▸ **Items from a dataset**
<<<<

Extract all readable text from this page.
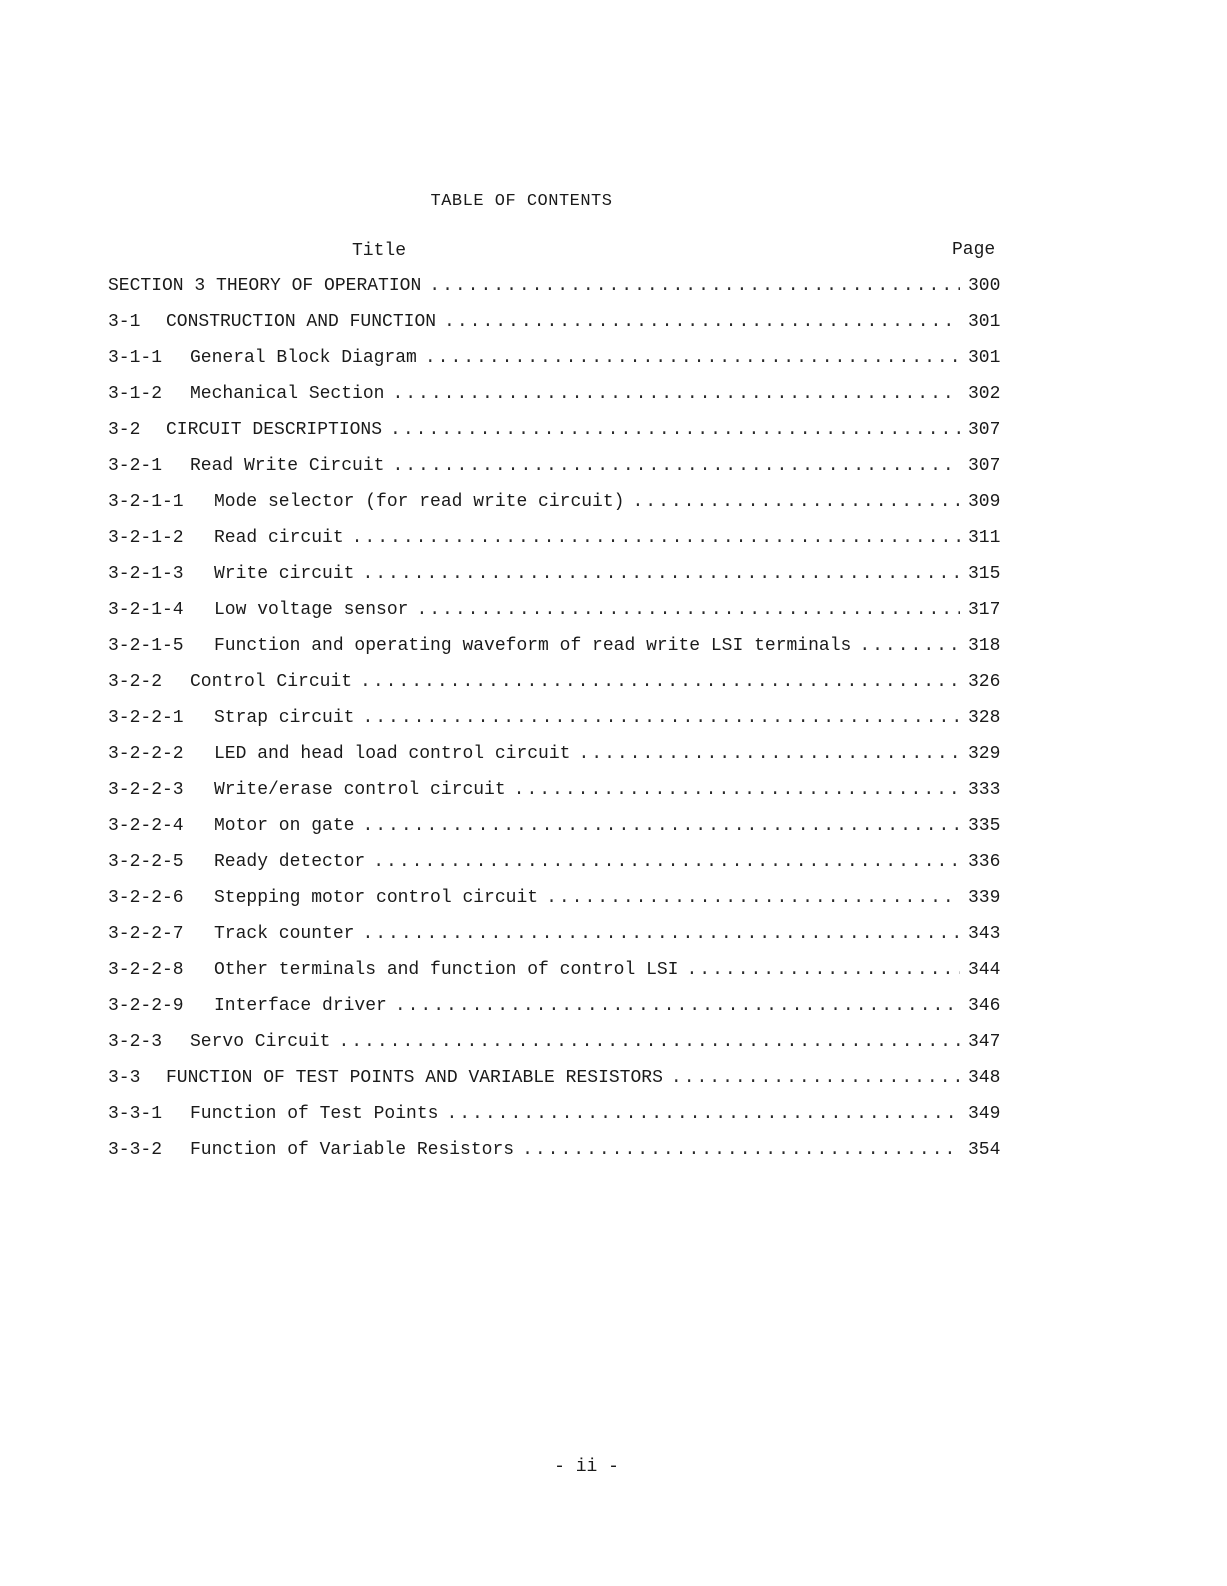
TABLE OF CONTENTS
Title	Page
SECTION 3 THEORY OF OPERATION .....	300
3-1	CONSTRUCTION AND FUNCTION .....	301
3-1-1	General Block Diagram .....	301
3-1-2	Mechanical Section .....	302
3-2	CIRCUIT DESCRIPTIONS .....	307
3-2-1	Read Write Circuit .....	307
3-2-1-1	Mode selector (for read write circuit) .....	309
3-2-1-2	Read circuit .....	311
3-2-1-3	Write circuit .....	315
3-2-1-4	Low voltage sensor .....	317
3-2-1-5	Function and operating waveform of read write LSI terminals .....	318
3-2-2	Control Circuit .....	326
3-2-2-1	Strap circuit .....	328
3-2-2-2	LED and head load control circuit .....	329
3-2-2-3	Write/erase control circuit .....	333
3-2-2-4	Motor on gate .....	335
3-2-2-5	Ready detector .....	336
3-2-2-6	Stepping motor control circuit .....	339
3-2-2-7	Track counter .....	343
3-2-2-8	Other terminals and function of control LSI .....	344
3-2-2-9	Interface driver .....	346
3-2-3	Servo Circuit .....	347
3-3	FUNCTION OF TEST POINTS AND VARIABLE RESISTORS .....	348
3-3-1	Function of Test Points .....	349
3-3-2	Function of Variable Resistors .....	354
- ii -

>>>>
<<<<

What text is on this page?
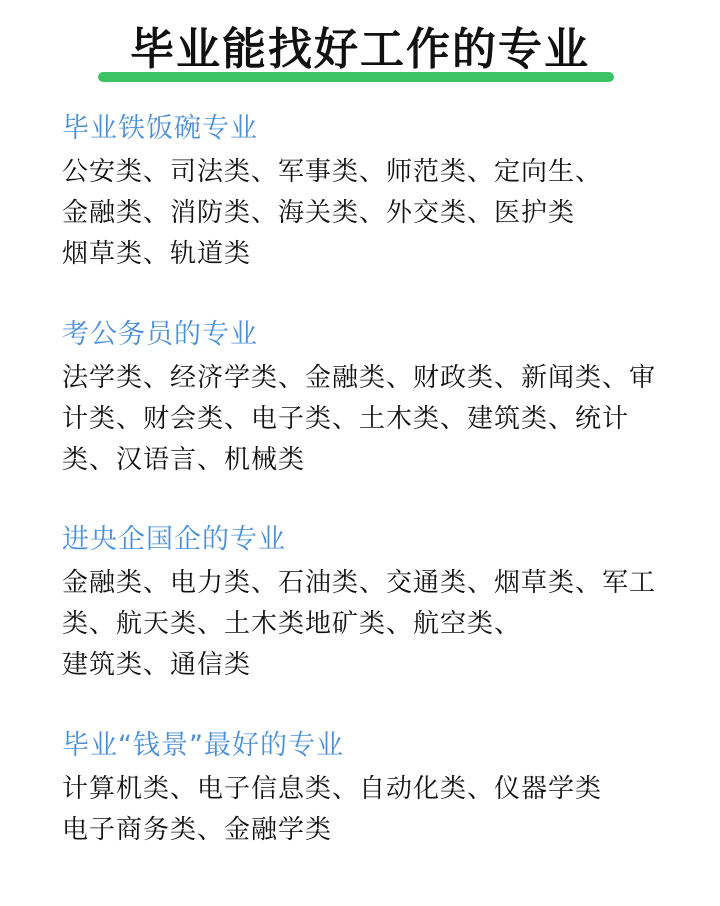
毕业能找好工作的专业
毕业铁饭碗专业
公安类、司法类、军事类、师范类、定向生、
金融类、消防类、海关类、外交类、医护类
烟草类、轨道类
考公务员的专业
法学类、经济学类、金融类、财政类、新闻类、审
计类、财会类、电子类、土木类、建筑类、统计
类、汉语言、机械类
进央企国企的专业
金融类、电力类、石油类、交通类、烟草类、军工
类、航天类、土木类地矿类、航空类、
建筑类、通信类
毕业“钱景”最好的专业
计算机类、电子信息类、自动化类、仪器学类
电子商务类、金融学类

>>>>
<<<<

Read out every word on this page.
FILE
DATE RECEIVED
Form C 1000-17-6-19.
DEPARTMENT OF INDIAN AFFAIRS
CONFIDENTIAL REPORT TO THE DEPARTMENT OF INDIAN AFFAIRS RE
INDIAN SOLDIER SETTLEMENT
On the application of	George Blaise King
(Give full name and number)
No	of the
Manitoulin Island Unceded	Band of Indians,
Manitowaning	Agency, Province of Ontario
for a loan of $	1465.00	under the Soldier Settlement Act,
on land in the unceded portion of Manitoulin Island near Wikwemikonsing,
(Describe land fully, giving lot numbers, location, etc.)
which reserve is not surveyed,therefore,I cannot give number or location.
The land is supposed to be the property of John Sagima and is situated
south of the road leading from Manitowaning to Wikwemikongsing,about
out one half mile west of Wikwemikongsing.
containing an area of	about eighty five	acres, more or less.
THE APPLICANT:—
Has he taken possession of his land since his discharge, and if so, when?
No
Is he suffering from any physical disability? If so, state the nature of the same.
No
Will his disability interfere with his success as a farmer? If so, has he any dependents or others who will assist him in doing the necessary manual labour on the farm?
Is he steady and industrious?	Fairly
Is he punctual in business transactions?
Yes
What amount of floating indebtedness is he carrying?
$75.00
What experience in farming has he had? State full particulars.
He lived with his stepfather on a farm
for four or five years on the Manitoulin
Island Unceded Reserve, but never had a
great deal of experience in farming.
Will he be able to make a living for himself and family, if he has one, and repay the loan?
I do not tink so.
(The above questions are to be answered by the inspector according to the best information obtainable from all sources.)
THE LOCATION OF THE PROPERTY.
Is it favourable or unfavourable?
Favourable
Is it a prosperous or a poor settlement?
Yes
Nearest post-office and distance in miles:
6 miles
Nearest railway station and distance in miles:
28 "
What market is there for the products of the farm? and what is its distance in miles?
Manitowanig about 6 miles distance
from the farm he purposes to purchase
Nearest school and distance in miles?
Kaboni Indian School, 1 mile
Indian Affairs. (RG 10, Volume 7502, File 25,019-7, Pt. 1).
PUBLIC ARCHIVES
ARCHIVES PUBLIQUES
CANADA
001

>>>>

▸ **Task statement**
Extract, from the listing above, every line where the string "loan" occurs.

▸ **Result of this exercise**
for a loan of $	1465.00	under the Soldier Settlement Act,
Will he be able to make a living for himself and family, if he has one, and repay the loan?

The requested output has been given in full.